**DIRECTIVE**
Sort through the data and copy the lines holding the word "truncated".

**Figure record extracts**

▬▬▬▬▬▬

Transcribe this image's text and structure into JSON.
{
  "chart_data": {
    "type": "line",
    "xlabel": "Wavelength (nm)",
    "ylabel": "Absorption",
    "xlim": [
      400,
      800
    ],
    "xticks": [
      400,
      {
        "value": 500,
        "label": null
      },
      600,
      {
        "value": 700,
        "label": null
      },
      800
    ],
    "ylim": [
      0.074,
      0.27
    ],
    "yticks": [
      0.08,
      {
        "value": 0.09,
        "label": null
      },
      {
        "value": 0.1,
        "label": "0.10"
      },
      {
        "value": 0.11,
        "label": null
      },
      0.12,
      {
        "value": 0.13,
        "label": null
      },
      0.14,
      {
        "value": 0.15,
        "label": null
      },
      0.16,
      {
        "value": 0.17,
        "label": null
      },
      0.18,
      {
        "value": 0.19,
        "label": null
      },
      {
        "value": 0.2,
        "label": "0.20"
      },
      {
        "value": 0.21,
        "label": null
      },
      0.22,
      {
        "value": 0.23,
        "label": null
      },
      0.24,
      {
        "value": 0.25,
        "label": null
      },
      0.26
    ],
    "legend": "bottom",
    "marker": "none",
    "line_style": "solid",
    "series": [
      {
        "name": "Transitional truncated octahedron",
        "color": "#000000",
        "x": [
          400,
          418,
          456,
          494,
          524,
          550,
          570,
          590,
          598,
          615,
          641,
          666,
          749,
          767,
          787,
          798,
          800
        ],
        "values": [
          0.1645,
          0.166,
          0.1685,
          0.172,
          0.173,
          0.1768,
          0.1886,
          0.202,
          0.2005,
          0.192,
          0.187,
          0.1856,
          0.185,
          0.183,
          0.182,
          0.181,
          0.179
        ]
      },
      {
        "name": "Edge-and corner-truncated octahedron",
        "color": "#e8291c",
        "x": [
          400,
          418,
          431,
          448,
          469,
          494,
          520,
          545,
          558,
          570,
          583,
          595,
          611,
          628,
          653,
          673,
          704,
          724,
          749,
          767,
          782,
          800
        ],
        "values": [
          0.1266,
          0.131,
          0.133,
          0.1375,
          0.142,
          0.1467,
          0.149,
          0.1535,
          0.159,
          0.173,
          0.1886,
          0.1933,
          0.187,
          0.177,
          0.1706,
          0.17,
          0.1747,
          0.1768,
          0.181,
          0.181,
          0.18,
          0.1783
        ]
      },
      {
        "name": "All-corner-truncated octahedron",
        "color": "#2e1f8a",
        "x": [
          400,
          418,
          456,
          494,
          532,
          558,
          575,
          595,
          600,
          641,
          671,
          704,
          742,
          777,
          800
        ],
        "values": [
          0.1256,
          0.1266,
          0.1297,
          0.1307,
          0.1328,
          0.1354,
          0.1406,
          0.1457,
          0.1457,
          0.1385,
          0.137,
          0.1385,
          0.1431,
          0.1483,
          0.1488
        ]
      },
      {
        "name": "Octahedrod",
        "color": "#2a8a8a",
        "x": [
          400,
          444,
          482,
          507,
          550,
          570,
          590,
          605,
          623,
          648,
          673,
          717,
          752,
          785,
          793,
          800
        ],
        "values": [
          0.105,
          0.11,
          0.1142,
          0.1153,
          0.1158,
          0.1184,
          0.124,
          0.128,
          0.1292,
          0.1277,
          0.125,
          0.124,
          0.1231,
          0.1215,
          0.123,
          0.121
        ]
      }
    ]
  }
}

▬▬▬▬▬▬

**OUTPUT OF THE TASK**
        "name": "Transitional truncated octahedron",
        "name": "Edge-and corner-truncated octahedron",
        "name": "All-corner-truncated octahedron",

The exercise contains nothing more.